---------- Given information

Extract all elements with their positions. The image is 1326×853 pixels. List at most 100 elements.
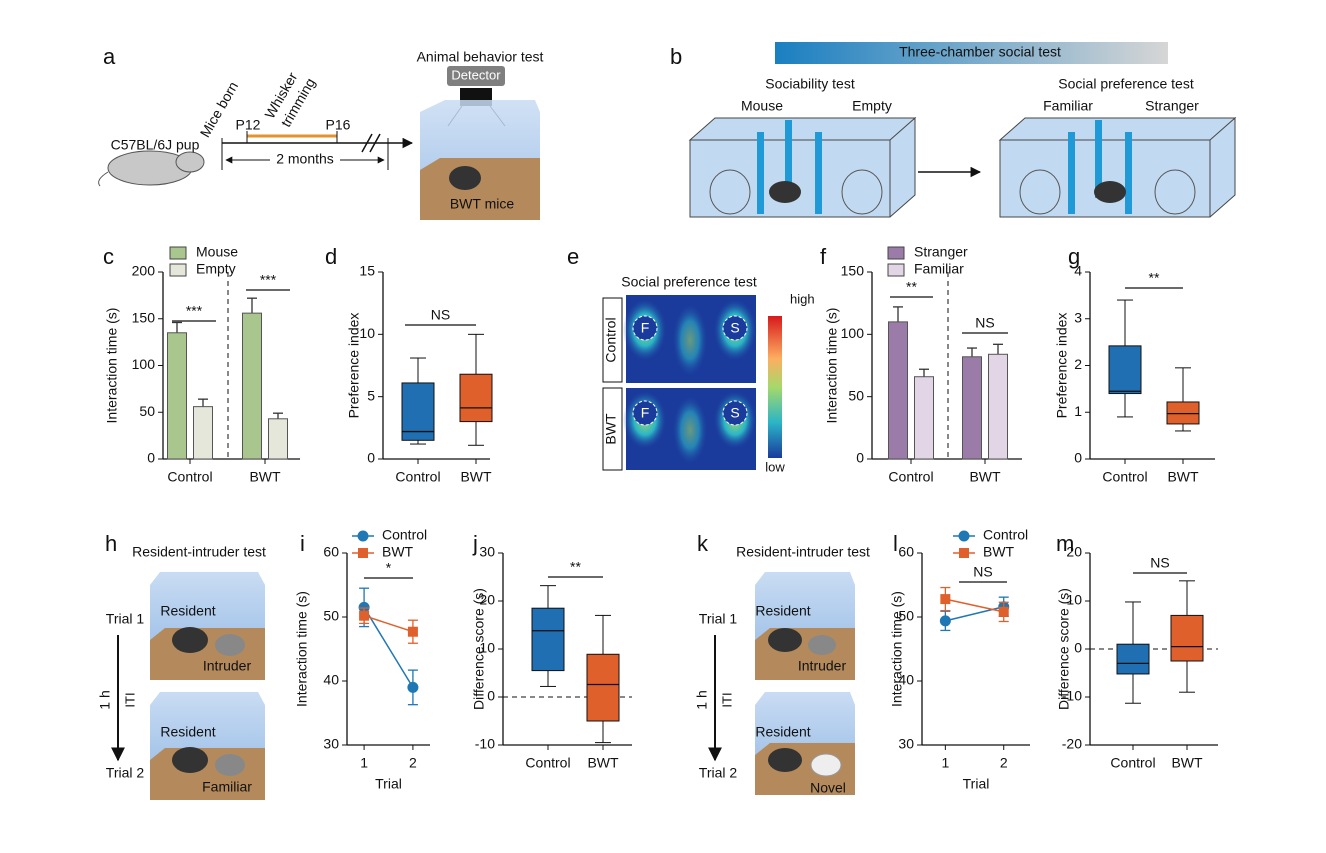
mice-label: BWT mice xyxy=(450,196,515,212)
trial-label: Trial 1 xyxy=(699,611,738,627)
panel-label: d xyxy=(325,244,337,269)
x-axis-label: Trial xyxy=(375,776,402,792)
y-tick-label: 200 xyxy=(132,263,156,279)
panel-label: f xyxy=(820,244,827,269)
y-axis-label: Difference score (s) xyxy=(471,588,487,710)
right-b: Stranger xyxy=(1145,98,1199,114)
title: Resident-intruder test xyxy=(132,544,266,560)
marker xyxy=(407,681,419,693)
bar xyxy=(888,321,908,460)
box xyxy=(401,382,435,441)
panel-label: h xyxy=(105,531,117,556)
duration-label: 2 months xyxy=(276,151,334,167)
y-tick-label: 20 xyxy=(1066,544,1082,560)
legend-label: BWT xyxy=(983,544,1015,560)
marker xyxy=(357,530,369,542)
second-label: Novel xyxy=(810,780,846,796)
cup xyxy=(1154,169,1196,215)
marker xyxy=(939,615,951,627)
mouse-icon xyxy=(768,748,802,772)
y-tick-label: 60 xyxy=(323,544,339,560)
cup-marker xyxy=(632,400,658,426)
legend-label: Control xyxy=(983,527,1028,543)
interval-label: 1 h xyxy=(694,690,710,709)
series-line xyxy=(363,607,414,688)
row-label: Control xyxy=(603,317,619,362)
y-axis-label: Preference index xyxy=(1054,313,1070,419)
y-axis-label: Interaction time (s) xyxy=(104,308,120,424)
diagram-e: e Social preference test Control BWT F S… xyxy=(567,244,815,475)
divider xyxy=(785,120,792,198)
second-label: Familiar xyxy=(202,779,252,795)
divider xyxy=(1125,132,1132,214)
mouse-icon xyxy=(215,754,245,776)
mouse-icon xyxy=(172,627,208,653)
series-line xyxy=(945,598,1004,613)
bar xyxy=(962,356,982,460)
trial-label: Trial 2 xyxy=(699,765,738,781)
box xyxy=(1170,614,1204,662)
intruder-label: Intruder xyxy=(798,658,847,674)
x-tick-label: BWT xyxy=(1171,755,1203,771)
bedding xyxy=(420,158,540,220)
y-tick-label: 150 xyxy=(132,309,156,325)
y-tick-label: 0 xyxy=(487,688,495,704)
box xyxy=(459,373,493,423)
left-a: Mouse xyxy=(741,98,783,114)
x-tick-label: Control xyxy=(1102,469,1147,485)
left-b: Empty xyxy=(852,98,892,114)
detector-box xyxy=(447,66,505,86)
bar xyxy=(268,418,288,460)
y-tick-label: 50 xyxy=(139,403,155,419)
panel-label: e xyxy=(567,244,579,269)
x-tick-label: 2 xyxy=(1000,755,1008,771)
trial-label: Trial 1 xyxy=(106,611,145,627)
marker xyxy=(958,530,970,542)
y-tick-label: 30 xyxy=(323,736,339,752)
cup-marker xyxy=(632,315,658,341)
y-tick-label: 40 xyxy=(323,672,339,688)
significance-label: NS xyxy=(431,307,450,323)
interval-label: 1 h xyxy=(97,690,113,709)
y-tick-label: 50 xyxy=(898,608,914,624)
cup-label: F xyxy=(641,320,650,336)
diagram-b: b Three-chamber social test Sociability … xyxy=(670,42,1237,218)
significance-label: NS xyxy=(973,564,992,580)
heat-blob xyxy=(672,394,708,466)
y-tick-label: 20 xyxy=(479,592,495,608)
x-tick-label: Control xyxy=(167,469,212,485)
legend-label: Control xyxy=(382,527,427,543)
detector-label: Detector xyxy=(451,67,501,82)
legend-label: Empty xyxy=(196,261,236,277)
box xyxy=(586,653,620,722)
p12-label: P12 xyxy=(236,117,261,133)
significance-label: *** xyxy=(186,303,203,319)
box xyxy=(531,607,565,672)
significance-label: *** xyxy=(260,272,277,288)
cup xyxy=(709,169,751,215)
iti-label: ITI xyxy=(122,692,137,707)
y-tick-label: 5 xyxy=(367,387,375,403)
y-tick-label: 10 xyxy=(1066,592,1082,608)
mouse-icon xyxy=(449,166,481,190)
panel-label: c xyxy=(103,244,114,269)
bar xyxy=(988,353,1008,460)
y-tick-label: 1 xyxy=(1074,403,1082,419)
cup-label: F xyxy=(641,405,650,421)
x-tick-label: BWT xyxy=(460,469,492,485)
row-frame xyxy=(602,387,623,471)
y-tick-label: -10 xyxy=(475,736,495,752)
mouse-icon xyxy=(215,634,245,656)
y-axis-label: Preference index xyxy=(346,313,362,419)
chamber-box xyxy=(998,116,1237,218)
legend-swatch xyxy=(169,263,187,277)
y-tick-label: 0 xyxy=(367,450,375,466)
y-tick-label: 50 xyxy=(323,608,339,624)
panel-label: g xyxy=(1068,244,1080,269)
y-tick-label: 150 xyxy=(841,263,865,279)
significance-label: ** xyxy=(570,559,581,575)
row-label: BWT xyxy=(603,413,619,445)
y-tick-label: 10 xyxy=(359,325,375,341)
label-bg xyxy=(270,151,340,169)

--------------------
---------- Given information

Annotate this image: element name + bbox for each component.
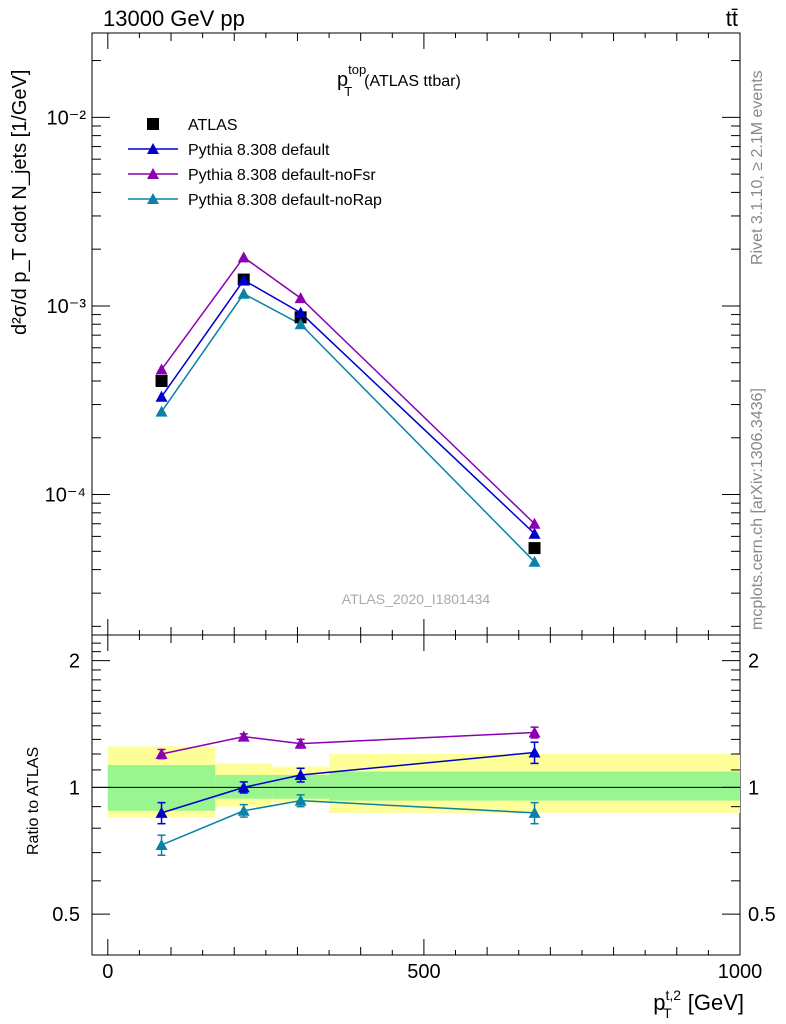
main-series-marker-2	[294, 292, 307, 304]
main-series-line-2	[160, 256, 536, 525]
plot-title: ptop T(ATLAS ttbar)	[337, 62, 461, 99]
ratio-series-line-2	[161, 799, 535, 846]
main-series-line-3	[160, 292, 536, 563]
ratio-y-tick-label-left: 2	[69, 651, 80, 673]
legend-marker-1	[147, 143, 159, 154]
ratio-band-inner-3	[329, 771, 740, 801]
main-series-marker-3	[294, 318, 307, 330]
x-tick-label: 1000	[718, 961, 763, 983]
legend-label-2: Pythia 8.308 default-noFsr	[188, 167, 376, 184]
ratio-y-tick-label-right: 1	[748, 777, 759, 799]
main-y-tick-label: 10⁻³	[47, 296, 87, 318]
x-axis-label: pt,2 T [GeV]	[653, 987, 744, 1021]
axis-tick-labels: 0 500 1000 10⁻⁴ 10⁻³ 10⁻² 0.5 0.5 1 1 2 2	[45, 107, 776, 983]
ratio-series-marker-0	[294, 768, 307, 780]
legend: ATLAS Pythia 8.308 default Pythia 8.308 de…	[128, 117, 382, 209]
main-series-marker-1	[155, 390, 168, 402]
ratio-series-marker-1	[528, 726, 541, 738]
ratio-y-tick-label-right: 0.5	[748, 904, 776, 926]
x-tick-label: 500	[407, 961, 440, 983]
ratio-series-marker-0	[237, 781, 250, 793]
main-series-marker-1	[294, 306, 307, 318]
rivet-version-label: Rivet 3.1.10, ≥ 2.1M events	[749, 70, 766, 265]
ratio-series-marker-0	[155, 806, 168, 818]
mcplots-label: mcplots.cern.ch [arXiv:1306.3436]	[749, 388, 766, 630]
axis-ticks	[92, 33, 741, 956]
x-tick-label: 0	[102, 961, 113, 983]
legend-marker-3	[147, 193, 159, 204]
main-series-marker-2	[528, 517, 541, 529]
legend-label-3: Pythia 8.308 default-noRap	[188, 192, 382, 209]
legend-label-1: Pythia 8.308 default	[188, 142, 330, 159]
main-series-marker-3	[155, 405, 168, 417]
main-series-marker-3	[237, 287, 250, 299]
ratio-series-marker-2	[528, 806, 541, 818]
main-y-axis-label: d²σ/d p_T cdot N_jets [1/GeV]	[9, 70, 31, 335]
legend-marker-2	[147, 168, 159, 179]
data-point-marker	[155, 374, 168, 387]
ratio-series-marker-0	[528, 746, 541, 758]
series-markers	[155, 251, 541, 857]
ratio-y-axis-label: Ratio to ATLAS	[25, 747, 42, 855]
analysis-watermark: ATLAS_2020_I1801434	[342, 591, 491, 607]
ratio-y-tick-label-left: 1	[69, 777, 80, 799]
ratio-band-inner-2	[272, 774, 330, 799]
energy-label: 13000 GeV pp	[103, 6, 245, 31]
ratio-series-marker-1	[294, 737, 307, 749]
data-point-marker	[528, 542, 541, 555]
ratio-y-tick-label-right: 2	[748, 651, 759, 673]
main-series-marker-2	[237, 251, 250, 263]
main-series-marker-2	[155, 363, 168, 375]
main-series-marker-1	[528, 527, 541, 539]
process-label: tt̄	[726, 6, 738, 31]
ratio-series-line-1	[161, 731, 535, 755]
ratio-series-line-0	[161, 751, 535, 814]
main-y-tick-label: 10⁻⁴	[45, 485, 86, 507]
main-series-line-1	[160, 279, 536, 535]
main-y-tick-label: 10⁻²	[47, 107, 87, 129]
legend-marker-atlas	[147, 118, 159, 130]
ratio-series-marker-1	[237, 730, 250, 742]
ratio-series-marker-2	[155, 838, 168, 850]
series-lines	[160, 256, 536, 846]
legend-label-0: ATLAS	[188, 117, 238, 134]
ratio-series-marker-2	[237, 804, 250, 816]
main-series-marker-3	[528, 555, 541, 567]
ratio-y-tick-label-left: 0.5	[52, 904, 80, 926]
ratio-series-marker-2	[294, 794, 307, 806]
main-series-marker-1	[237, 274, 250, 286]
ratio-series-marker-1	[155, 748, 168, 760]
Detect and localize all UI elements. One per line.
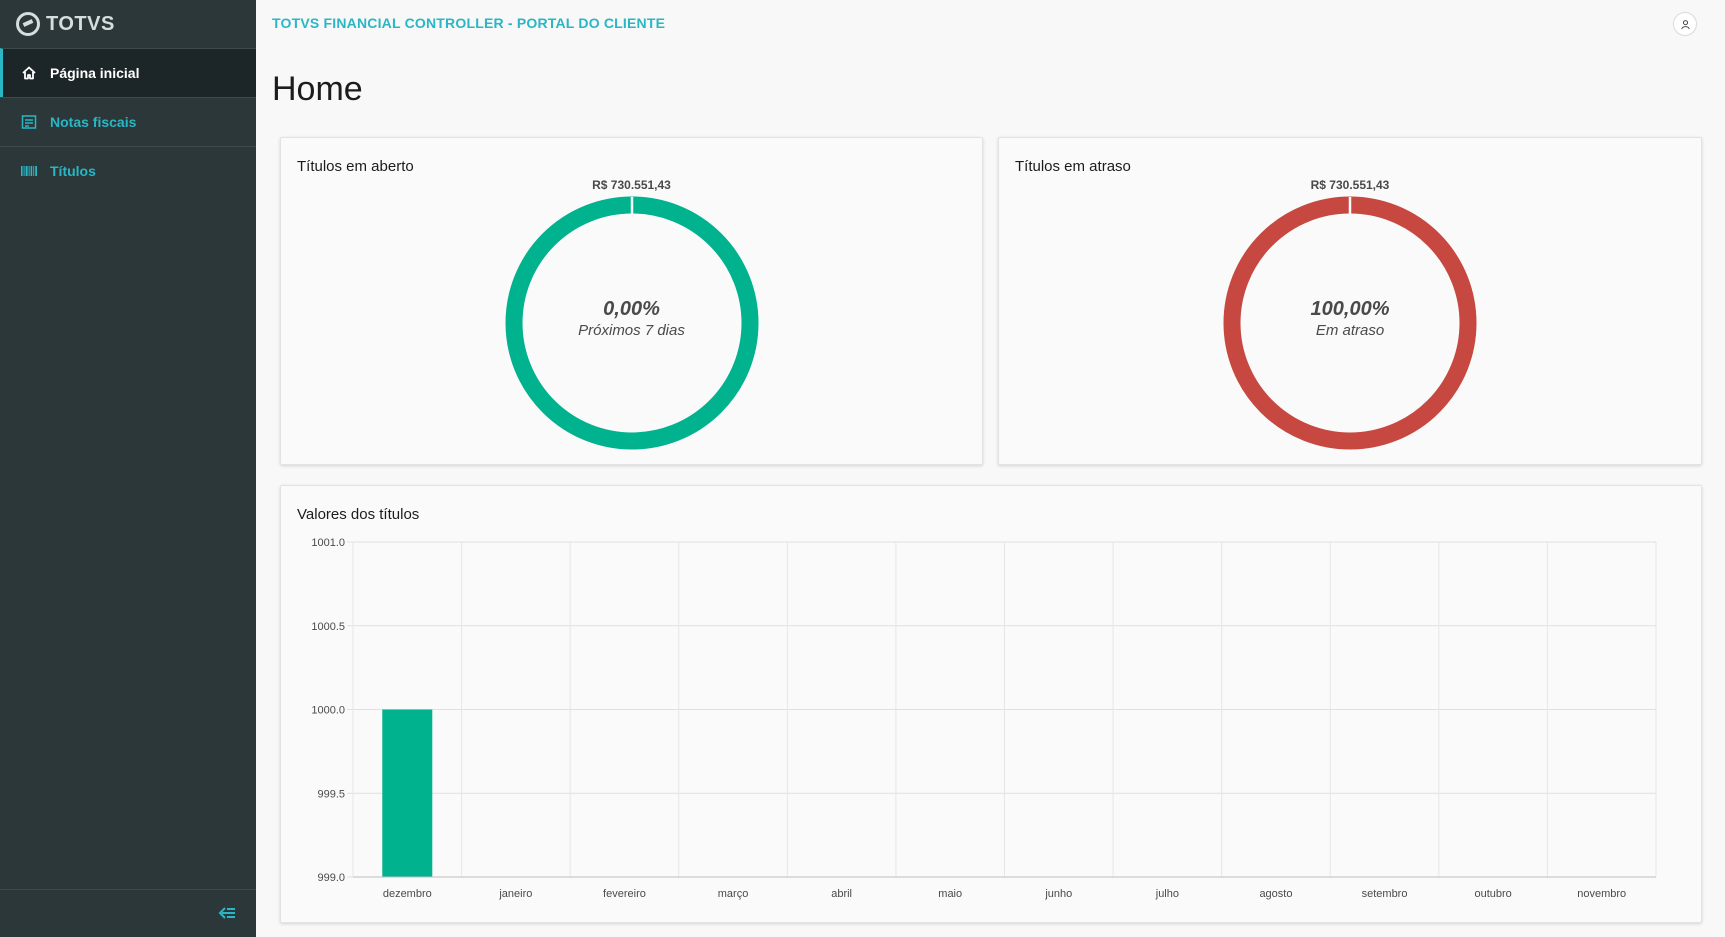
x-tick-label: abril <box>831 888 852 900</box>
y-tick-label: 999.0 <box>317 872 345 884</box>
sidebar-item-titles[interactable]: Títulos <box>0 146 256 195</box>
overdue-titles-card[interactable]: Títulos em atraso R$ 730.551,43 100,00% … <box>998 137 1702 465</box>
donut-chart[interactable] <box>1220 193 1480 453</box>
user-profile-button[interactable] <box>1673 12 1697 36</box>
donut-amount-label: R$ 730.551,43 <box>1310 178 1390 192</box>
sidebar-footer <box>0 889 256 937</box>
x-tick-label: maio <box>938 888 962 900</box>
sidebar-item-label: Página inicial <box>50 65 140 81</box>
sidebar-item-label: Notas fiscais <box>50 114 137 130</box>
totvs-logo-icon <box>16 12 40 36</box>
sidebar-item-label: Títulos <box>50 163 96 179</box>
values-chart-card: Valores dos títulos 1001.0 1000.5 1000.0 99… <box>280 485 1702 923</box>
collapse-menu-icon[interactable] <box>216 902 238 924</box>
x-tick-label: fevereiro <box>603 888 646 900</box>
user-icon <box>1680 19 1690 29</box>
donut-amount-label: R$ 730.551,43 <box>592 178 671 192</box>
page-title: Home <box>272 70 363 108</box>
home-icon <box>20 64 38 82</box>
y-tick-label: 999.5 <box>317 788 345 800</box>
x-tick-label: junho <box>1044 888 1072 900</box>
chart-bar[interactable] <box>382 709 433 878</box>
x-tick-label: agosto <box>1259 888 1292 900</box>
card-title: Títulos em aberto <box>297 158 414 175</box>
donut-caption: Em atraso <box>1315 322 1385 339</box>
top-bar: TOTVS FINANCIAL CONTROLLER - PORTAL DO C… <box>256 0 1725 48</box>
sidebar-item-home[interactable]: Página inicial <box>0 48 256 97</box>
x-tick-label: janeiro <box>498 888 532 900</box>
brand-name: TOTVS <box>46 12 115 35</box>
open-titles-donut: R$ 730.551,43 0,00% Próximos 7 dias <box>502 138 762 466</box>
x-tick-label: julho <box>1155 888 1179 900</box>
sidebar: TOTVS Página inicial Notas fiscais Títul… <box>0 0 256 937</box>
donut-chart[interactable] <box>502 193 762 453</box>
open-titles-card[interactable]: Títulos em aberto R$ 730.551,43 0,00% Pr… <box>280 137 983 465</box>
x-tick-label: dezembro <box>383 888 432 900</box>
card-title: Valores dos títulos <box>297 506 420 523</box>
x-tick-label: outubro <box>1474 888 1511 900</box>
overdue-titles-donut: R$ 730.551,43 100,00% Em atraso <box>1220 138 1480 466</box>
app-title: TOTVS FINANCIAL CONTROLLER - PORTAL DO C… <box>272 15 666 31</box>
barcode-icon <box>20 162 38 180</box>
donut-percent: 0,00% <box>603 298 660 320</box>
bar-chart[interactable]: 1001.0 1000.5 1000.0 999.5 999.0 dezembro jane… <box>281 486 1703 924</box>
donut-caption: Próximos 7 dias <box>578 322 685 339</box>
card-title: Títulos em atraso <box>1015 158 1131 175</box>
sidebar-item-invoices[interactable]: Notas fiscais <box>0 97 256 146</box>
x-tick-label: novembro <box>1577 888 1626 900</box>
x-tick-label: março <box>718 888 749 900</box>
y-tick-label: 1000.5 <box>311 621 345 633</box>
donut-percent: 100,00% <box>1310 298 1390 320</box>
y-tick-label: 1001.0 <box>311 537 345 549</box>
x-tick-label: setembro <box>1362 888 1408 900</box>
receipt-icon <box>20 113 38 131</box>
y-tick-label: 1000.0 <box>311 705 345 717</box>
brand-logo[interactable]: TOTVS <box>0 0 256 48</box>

--------------------

Aim: Filter the material above, keeping only the lines that contain the word "Empty".

Result of this exercise:
left-b: Empty xyxy=(852,98,892,114)
legend-label: Empty xyxy=(196,261,236,277)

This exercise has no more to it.